> [SET EXERCISE]: The required output is the line that contains "Extract all readable text from this page." plus every line after it in the listing below, copied exactly as it appears.
═════ EXERCISE INPUT ═════
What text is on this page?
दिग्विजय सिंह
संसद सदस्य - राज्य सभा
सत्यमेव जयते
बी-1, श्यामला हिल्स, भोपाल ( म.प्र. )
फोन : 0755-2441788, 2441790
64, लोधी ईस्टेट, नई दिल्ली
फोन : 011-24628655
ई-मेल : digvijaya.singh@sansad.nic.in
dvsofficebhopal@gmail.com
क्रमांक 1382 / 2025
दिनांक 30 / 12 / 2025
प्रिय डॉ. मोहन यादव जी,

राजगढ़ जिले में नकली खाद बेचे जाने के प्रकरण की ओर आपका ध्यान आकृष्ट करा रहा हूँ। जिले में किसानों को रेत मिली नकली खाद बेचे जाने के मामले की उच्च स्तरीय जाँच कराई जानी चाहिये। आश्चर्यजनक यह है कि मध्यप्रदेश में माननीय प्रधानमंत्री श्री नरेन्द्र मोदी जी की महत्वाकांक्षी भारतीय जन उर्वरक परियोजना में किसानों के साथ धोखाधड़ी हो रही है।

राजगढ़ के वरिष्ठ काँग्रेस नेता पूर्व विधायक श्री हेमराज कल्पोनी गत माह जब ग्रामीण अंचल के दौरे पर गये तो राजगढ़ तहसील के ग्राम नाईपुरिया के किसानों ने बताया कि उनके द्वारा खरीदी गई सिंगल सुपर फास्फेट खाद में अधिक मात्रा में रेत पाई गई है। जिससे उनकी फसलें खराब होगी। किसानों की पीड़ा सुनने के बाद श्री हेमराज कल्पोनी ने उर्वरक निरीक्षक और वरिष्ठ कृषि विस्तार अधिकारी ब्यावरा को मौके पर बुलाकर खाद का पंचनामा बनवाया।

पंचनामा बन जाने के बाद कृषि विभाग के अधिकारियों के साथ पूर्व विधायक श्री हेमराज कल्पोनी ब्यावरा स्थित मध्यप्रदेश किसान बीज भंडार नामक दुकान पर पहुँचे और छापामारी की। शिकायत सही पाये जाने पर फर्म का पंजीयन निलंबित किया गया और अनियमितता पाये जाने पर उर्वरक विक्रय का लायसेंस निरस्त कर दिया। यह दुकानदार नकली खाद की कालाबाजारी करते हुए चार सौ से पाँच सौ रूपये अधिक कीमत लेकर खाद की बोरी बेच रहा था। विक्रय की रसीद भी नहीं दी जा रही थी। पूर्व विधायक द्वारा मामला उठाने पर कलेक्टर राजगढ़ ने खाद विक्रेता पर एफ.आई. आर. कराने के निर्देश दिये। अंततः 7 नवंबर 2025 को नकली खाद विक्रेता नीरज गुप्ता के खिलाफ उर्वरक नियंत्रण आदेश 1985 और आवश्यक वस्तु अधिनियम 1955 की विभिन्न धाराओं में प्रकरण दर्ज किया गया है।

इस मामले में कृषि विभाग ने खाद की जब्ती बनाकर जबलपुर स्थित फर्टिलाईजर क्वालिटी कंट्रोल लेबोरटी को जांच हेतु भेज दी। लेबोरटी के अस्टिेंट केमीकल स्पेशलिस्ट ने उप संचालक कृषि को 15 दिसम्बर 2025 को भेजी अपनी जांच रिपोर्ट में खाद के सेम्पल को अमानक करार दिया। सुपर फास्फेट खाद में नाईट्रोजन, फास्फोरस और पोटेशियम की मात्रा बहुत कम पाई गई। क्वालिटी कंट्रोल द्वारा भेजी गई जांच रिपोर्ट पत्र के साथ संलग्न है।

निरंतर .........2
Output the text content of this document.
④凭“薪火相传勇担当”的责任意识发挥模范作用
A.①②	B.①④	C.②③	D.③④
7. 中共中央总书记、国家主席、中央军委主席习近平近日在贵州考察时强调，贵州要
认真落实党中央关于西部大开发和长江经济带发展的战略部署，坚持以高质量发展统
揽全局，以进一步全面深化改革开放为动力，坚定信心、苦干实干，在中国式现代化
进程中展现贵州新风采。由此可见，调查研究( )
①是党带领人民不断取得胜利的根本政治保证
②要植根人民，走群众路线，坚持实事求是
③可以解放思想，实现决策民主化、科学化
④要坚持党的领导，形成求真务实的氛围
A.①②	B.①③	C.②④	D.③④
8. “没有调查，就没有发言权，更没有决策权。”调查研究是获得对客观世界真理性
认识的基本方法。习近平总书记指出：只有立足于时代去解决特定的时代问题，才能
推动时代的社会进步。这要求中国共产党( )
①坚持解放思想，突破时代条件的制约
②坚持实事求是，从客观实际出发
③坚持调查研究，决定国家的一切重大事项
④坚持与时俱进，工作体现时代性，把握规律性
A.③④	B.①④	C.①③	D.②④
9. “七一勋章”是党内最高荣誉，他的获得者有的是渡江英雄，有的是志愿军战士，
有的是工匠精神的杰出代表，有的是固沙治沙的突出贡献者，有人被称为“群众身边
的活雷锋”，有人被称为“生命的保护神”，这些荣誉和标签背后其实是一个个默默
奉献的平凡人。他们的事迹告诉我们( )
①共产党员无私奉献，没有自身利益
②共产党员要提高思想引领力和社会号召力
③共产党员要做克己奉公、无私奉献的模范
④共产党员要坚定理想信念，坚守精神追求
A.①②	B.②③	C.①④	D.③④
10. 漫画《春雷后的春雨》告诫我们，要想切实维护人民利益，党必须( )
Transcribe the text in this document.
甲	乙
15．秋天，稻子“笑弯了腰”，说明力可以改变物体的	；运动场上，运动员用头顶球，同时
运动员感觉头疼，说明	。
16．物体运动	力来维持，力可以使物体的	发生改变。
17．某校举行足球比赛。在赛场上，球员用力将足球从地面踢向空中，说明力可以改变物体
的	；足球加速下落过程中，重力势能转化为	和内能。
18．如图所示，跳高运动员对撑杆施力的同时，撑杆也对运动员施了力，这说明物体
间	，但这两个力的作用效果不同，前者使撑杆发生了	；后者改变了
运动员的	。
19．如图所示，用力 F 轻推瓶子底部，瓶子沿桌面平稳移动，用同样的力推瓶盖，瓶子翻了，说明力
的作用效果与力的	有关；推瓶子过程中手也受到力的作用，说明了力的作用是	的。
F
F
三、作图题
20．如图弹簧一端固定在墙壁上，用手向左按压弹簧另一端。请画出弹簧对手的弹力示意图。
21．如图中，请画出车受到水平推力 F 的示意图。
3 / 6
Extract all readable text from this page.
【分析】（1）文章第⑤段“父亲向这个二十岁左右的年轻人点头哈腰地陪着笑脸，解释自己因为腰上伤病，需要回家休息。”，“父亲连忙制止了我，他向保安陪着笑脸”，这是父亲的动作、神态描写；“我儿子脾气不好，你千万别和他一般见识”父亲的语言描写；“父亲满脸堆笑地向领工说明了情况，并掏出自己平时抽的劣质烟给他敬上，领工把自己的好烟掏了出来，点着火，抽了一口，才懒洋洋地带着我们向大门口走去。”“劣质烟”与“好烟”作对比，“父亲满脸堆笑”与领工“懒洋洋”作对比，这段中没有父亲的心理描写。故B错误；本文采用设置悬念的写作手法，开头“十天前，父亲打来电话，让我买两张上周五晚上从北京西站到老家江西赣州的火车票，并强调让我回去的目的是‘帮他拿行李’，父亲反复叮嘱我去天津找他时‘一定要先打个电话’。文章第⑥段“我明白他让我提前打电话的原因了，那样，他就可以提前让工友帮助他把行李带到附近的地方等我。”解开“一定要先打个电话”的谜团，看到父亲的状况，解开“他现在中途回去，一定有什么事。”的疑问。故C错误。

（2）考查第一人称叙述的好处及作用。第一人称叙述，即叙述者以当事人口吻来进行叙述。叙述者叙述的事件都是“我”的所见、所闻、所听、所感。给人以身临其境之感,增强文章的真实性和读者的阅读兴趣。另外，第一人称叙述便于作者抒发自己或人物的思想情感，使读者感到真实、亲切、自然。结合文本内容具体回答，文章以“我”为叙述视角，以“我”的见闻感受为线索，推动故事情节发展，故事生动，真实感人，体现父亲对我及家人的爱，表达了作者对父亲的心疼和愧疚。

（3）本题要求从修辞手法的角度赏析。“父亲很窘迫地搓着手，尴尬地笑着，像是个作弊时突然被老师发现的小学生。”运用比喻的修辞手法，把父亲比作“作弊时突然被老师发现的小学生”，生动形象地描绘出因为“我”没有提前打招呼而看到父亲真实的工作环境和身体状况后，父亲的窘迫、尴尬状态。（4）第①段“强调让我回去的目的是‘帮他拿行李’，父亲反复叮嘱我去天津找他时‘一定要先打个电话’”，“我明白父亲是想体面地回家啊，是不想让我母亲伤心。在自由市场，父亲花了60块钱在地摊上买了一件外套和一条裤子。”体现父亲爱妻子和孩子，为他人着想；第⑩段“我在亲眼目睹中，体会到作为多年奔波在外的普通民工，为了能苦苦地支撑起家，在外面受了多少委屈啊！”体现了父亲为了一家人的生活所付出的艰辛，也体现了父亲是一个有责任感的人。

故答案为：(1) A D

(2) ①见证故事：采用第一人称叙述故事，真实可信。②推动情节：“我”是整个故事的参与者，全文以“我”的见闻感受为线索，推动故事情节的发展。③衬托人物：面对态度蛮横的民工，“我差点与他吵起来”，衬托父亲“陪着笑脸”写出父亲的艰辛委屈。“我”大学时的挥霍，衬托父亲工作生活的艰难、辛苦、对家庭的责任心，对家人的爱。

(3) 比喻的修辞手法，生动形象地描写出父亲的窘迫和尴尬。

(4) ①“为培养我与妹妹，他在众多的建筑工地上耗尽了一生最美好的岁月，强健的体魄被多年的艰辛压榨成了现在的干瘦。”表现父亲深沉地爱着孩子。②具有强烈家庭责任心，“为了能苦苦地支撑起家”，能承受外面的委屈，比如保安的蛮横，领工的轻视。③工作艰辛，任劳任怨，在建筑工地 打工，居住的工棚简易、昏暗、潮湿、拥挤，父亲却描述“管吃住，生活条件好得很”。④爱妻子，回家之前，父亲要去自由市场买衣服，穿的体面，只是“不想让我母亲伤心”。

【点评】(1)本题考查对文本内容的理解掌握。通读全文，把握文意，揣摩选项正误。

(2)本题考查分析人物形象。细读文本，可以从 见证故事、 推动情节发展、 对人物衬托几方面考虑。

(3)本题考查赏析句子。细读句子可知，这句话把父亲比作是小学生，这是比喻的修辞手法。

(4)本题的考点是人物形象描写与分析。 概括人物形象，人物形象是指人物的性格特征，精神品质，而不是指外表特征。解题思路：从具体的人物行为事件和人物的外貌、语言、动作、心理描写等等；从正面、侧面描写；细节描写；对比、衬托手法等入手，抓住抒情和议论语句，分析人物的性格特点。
═════
> [REPLY]:
Extract all readable text from this page.
【分析】（1）文章第⑤段“父亲向这个二十岁左右的年轻人点头哈腰地陪着笑脸，解释自己因为腰上伤病，需要回家休息。”，“父亲连忙制止了我，他向保安陪着笑脸”，这是父亲的动作、神态描写；“我儿子脾气不好，你千万别和他一般见识”父亲的语言描写；“父亲满脸堆笑地向领工说明了情况，并掏出自己平时抽的劣质烟给他敬上，领工把自己的好烟掏了出来，点着火，抽了一口，才懒洋洋地带着我们向大门口走去。”“劣质烟”与“好烟”作对比，“父亲满脸堆笑”与领工“懒洋洋”作对比，这段中没有父亲的心理描写。故B错误；本文采用设置悬念的写作手法，开头“十天前，父亲打来电话，让我买两张上周五晚上从北京西站到老家江西赣州的火车票，并强调让我回去的目的是‘帮他拿行李’，父亲反复叮嘱我去天津找他时‘一定要先打个电话’。文章第⑥段“我明白他让我提前打电话的原因了，那样，他就可以提前让工友帮助他把行李带到附近的地方等我。”解开“一定要先打个电话”的谜团，看到父亲的状况，解开“他现在中途回去，一定有什么事。”的疑问。故C错误。

（2）考查第一人称叙述的好处及作用。第一人称叙述，即叙述者以当事人口吻来进行叙述。叙述者叙述的事件都是“我”的所见、所闻、所听、所感。给人以身临其境之感,增强文章的真实性和读者的阅读兴趣。另外，第一人称叙述便于作者抒发自己或人物的思想情感，使读者感到真实、亲切、自然。结合文本内容具体回答，文章以“我”为叙述视角，以“我”的见闻感受为线索，推动故事情节发展，故事生动，真实感人，体现父亲对我及家人的爱，表达了作者对父亲的心疼和愧疚。

（3）本题要求从修辞手法的角度赏析。“父亲很窘迫地搓着手，尴尬地笑着，像是个作弊时突然被老师发现的小学生。”运用比喻的修辞手法，把父亲比作“作弊时突然被老师发现的小学生”，生动形象地描绘出因为“我”没有提前打招呼而看到父亲真实的工作环境和身体状况后，父亲的窘迫、尴尬状态。（4）第①段“强调让我回去的目的是‘帮他拿行李’，父亲反复叮嘱我去天津找他时‘一定要先打个电话’”，“我明白父亲是想体面地回家啊，是不想让我母亲伤心。在自由市场，父亲花了60块钱在地摊上买了一件外套和一条裤子。”体现父亲爱妻子和孩子，为他人着想；第⑩段“我在亲眼目睹中，体会到作为多年奔波在外的普通民工，为了能苦苦地支撑起家，在外面受了多少委屈啊！”体现了父亲为了一家人的生活所付出的艰辛，也体现了父亲是一个有责任感的人。

故答案为：(1) A D

(2) ①见证故事：采用第一人称叙述故事，真实可信。②推动情节：“我”是整个故事的参与者，全文以“我”的见闻感受为线索，推动故事情节的发展。③衬托人物：面对态度蛮横的民工，“我差点与他吵起来”，衬托父亲“陪着笑脸”写出父亲的艰辛委屈。“我”大学时的挥霍，衬托父亲工作生活的艰难、辛苦、对家庭的责任心，对家人的爱。

(3) 比喻的修辞手法，生动形象地描写出父亲的窘迫和尴尬。

(4) ①“为培养我与妹妹，他在众多的建筑工地上耗尽了一生最美好的岁月，强健的体魄被多年的艰辛压榨成了现在的干瘦。”表现父亲深沉地爱着孩子。②具有强烈家庭责任心，“为了能苦苦地支撑起家”，能承受外面的委屈，比如保安的蛮横，领工的轻视。③工作艰辛，任劳任怨，在建筑工地 打工，居住的工棚简易、昏暗、潮湿、拥挤，父亲却描述“管吃住，生活条件好得很”。④爱妻子，回家之前，父亲要去自由市场买衣服，穿的体面，只是“不想让我母亲伤心”。

【点评】(1)本题考查对文本内容的理解掌握。通读全文，把握文意，揣摩选项正误。

(2)本题考查分析人物形象。细读文本，可以从 见证故事、 推动情节发展、 对人物衬托几方面考虑。

(3)本题考查赏析句子。细读句子可知，这句话把父亲比作是小学生，这是比喻的修辞手法。

(4)本题的考点是人物形象描写与分析。 概括人物形象，人物形象是指人物的性格特征，精神品质，而不是指外表特征。解题思路：从具体的人物行为事件和人物的外貌、语言、动作、心理描写等等；从正面、侧面描写；细节描写；对比、衬托手法等入手，抓住抒情和议论语句，分析人物的性格特点。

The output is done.